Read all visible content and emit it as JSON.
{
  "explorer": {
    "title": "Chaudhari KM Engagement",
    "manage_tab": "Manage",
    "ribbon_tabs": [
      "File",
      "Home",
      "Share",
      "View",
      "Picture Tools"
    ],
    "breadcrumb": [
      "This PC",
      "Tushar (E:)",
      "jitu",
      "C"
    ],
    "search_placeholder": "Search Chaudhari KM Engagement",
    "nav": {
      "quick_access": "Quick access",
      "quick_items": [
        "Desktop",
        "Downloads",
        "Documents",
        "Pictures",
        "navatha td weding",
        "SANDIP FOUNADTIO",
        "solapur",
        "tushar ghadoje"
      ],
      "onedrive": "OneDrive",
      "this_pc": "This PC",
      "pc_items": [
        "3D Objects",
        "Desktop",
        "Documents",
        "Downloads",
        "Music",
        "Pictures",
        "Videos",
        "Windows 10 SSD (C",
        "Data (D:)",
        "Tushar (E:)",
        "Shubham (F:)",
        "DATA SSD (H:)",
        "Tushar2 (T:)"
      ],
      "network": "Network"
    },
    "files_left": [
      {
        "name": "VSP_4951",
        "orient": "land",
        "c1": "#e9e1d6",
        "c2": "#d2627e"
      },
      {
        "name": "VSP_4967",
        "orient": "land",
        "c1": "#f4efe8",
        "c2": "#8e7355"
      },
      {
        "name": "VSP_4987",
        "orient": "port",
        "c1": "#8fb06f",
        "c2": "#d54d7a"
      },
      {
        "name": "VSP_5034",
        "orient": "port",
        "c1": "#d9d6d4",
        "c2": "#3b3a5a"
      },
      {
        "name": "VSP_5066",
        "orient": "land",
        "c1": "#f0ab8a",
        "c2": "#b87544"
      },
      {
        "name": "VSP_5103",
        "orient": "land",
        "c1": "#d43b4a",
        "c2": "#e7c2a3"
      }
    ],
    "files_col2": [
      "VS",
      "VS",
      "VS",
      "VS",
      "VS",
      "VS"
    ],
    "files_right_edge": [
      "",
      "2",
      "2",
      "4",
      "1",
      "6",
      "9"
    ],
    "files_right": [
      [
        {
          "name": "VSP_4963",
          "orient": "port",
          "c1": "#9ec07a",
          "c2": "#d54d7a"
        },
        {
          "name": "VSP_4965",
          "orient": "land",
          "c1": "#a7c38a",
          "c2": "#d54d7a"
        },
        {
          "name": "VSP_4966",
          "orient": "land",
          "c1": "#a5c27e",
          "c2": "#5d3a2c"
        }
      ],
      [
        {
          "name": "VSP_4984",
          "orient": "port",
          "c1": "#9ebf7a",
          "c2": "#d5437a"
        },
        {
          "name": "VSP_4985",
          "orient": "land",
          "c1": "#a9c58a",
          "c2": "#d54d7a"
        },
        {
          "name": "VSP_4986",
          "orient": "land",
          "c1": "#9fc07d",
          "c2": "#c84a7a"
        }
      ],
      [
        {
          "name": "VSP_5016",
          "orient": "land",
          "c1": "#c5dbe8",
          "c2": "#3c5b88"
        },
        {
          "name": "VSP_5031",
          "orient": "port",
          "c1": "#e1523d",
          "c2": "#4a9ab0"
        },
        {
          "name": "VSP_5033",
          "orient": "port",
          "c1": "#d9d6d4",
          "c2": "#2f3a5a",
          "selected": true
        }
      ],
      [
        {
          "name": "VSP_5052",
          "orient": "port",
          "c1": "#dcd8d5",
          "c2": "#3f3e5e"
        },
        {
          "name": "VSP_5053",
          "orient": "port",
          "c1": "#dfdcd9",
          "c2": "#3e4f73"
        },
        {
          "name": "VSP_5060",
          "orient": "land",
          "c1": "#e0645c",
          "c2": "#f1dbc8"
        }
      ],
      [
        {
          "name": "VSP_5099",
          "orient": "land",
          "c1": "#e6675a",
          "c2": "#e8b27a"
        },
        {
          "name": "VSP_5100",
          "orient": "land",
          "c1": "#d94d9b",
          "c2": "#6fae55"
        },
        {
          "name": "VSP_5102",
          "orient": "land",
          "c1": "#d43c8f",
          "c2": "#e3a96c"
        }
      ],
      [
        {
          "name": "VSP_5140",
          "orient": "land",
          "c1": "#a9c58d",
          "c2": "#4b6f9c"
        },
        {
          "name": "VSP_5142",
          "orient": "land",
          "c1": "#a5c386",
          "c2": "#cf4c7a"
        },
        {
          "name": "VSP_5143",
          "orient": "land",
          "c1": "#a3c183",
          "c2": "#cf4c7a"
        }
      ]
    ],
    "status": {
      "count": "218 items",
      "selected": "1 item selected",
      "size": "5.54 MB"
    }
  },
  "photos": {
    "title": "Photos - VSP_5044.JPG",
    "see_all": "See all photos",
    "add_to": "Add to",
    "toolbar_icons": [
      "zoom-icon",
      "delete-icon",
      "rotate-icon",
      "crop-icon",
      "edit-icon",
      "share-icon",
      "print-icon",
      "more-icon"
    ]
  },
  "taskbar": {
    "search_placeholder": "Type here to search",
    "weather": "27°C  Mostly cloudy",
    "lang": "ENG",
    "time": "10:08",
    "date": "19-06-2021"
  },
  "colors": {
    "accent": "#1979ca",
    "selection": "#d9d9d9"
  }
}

···

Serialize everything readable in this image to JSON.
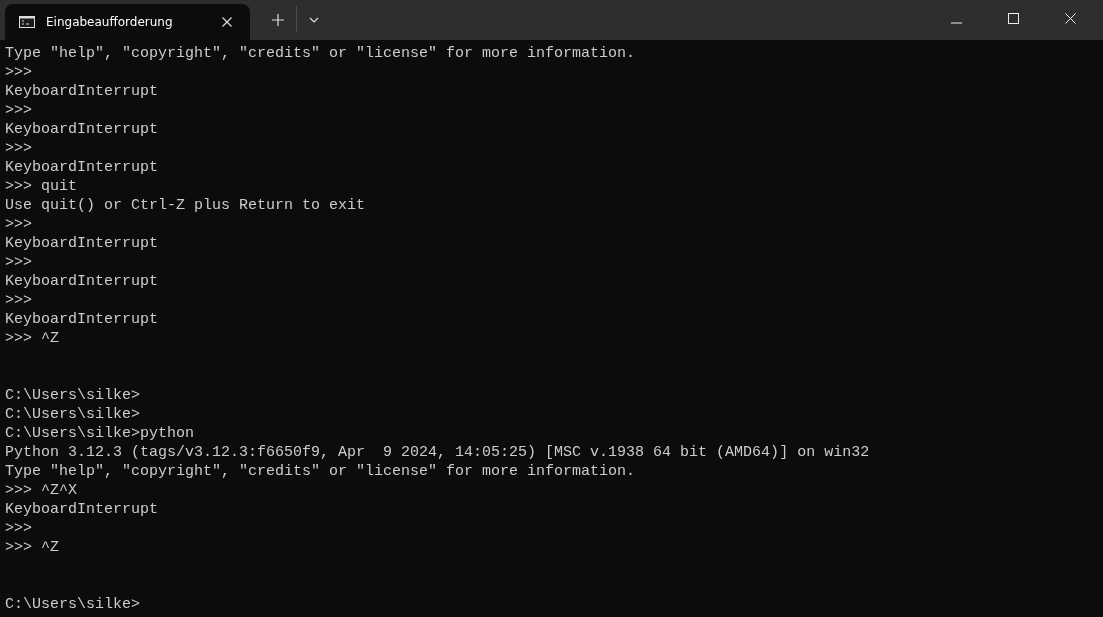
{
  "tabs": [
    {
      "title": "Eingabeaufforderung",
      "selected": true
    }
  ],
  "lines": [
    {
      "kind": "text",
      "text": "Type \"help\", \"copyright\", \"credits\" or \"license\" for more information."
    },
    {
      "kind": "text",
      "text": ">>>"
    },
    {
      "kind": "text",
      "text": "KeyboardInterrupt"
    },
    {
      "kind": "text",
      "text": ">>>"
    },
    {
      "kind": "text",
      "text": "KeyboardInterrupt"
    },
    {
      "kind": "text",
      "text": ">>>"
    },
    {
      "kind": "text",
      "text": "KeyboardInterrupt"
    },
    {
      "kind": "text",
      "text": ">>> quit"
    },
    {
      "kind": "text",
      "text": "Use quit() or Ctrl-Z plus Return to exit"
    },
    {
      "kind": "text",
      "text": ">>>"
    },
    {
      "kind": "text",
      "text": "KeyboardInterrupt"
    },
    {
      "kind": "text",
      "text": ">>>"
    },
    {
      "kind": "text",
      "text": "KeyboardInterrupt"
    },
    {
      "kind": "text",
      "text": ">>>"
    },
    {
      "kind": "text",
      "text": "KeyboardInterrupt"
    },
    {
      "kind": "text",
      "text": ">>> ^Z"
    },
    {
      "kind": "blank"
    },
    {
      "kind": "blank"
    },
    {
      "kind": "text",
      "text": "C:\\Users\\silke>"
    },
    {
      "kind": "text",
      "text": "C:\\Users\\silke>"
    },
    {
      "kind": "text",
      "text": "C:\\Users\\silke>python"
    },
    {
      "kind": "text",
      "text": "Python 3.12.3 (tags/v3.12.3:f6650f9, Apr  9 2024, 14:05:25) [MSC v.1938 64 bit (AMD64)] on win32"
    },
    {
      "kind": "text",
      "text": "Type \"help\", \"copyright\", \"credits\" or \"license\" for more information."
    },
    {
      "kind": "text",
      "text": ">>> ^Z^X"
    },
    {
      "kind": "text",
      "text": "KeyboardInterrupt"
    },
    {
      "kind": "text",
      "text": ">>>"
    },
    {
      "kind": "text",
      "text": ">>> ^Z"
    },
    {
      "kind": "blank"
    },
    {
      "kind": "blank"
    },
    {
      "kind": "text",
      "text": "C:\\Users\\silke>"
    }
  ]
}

···

**THE PROBLEM:**
Of all the lines above, how many contain the word "Engagement"? Give the number and nothing else.

**RESULT OF THE EXERCISE:**
2